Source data
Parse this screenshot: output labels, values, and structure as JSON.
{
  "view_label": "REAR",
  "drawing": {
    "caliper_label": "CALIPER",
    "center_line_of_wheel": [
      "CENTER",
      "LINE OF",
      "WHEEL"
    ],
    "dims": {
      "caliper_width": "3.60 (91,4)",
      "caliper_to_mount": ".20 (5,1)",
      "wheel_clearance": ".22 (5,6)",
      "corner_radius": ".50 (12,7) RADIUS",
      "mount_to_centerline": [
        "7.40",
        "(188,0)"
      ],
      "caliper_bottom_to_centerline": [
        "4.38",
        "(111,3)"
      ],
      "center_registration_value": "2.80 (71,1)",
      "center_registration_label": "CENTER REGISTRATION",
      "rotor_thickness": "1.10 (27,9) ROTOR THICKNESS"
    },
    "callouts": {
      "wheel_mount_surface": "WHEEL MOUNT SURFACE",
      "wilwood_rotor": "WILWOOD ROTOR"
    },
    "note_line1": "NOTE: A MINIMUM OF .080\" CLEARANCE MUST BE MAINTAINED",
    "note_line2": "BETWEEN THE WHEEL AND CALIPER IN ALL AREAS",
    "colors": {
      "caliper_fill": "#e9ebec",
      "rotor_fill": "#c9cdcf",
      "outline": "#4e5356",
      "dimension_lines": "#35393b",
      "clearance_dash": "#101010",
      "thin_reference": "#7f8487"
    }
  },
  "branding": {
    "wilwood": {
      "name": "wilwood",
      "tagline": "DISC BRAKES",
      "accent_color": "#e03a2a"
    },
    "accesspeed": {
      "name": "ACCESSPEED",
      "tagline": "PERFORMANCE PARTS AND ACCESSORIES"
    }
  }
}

Stated problem
Type the whole listing again, unaltered.

Complete response
Parse this screenshot: output labels, values, and structure as JSON.
{
  "view_label": "REAR",
  "drawing": {
    "caliper_label": "CALIPER",
    "center_line_of_wheel": [
      "CENTER",
      "LINE OF",
      "WHEEL"
    ],
    "dims": {
      "caliper_width": "3.60 (91,4)",
      "caliper_to_mount": ".20 (5,1)",
      "wheel_clearance": ".22 (5,6)",
      "corner_radius": ".50 (12,7) RADIUS",
      "mount_to_centerline": [
        "7.40",
        "(188,0)"
      ],
      "caliper_bottom_to_centerline": [
        "4.38",
        "(111,3)"
      ],
      "center_registration_value": "2.80 (71,1)",
      "center_registration_label": "CENTER REGISTRATION",
      "rotor_thickness": "1.10 (27,9) ROTOR THICKNESS"
    },
    "callouts": {
      "wheel_mount_surface": "WHEEL MOUNT SURFACE",
      "wilwood_rotor": "WILWOOD ROTOR"
    },
    "note_line1": "NOTE: A MINIMUM OF .080\" CLEARANCE MUST BE MAINTAINED",
    "note_line2": "BETWEEN THE WHEEL AND CALIPER IN ALL AREAS",
    "colors": {
      "caliper_fill": "#e9ebec",
      "rotor_fill": "#c9cdcf",
      "outline": "#4e5356",
      "dimension_lines": "#35393b",
      "clearance_dash": "#101010",
      "thin_reference": "#7f8487"
    }
  },
  "branding": {
    "wilwood": {
      "name": "wilwood",
      "tagline": "DISC BRAKES",
      "accent_color": "#e03a2a"
    },
    "accesspeed": {
      "name": "ACCESSPEED",
      "tagline": "PERFORMANCE PARTS AND ACCESSORIES"
    }
  }
}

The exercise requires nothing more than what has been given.